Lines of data
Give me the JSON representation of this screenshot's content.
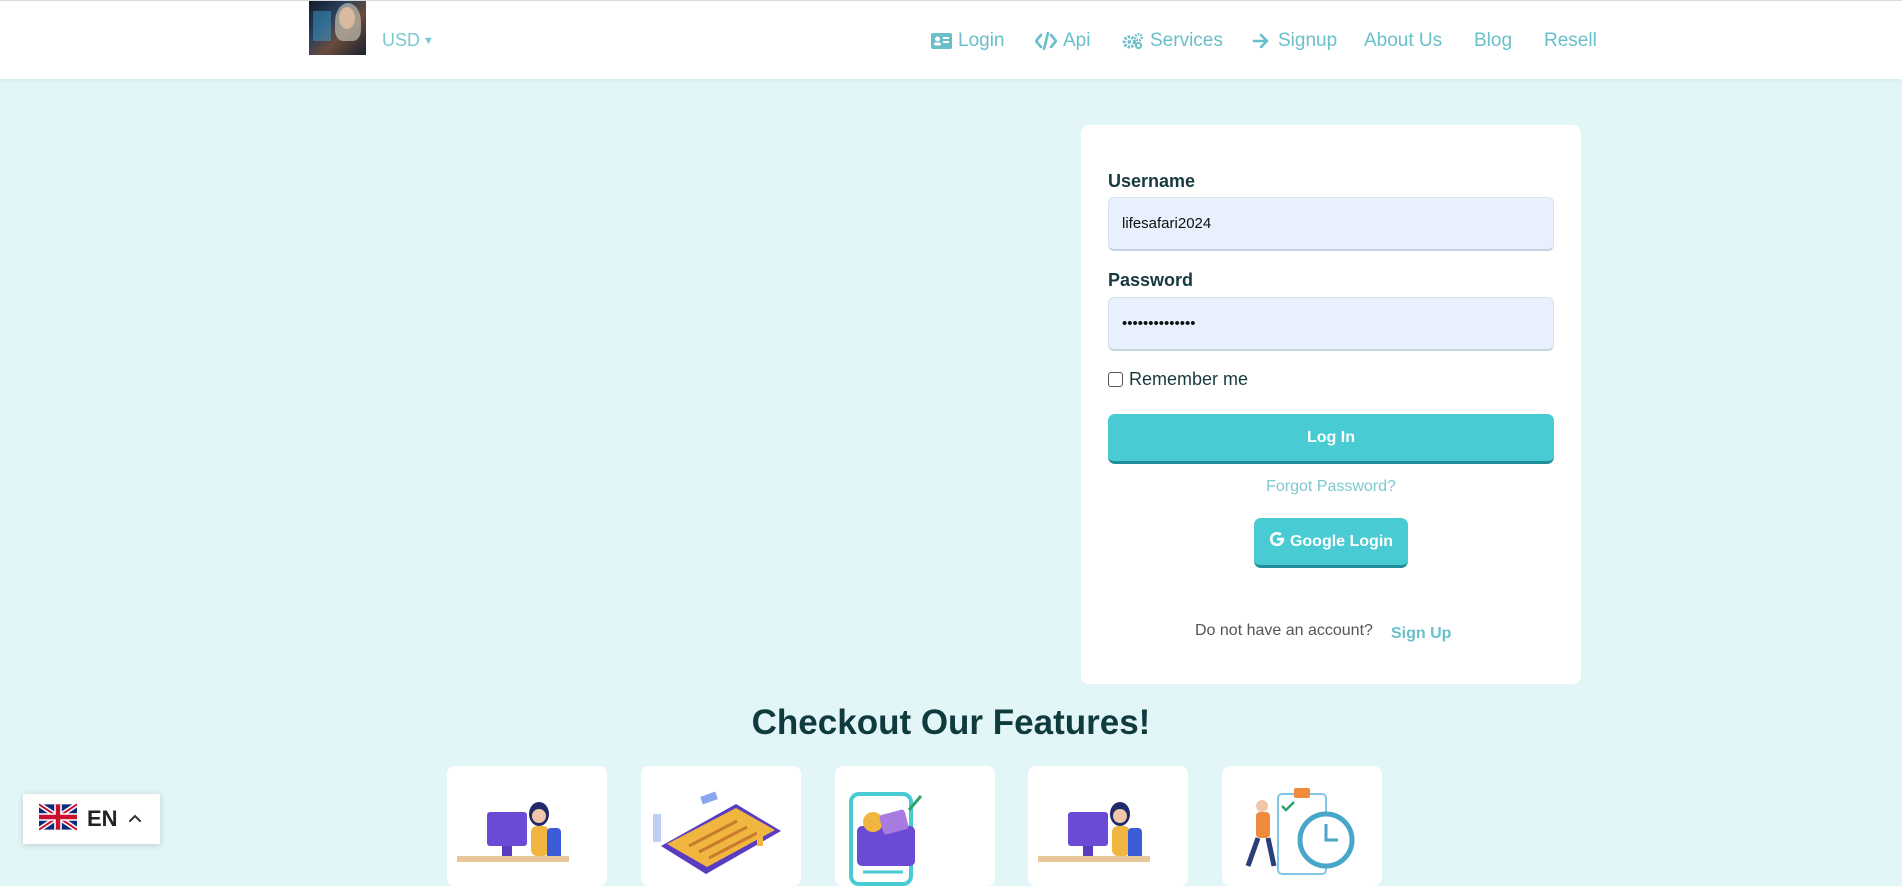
{
  "header": {
    "currency": "USD",
    "nav": [
      {
        "label": "Login",
        "icon": "id-card-icon"
      },
      {
        "label": "Api",
        "icon": "code-icon"
      },
      {
        "label": "Services",
        "icon": "gears-icon"
      },
      {
        "label": "Signup",
        "icon": "arrow-right-icon"
      },
      {
        "label": "About Us",
        "icon": ""
      },
      {
        "label": "Blog",
        "icon": ""
      },
      {
        "label": "Resell",
        "icon": ""
      }
    ]
  },
  "login": {
    "username_label": "Username",
    "username_value": "lifesafari2024",
    "password_label": "Password",
    "password_value": "••••••••••••••",
    "remember_label": "Remember me",
    "remember_checked": false,
    "login_button": "Log In",
    "forgot_link": "Forgot Password?",
    "google_button": "Google Login",
    "no_account_text": "Do not have an account?",
    "signup_link": "Sign Up"
  },
  "features": {
    "title": "Checkout Our Features!",
    "cards": [
      {
        "illustration": "person-at-computer-illustration"
      },
      {
        "illustration": "phone-checklist-illustration"
      },
      {
        "illustration": "mobile-wallet-illustration"
      },
      {
        "illustration": "person-at-computer-illustration"
      },
      {
        "illustration": "clock-schedule-illustration"
      }
    ]
  },
  "language": {
    "code": "EN",
    "flag": "uk-flag-icon"
  },
  "colors": {
    "accent": "#48cbd2",
    "link": "#69bfca",
    "page_bg": "#e2f6f8",
    "heading": "#0f3a3e"
  }
}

| EXERCISE GOAL |
An exact transcription of all the entries is required, without the pictures.

| THE SOLUTION |
Give me the JSON representation of this screenshot's content.
{
  "header": {
    "currency": "USD",
    "nav": [
      {
        "label": "Login",
        "icon": "id-card-icon"
      },
      {
        "label": "Api",
        "icon": "code-icon"
      },
      {
        "label": "Services",
        "icon": "gears-icon"
      },
      {
        "label": "Signup",
        "icon": "arrow-right-icon"
      },
      {
        "label": "About Us",
        "icon": ""
      },
      {
        "label": "Blog",
        "icon": ""
      },
      {
        "label": "Resell",
        "icon": ""
      }
    ]
  },
  "login": {
    "username_label": "Username",
    "username_value": "lifesafari2024",
    "password_label": "Password",
    "password_value": "••••••••••••••",
    "remember_label": "Remember me",
    "remember_checked": false,
    "login_button": "Log In",
    "forgot_link": "Forgot Password?",
    "google_button": "Google Login",
    "no_account_text": "Do not have an account?",
    "signup_link": "Sign Up"
  },
  "features": {
    "title": "Checkout Our Features!",
    "cards": [
      {
        "illustration": "person-at-computer-illustration"
      },
      {
        "illustration": "phone-checklist-illustration"
      },
      {
        "illustration": "mobile-wallet-illustration"
      },
      {
        "illustration": "person-at-computer-illustration"
      },
      {
        "illustration": "clock-schedule-illustration"
      }
    ]
  },
  "language": {
    "code": "EN",
    "flag": "uk-flag-icon"
  },
  "colors": {
    "accent": "#48cbd2",
    "link": "#69bfca",
    "page_bg": "#e2f6f8",
    "heading": "#0f3a3e"
  }
}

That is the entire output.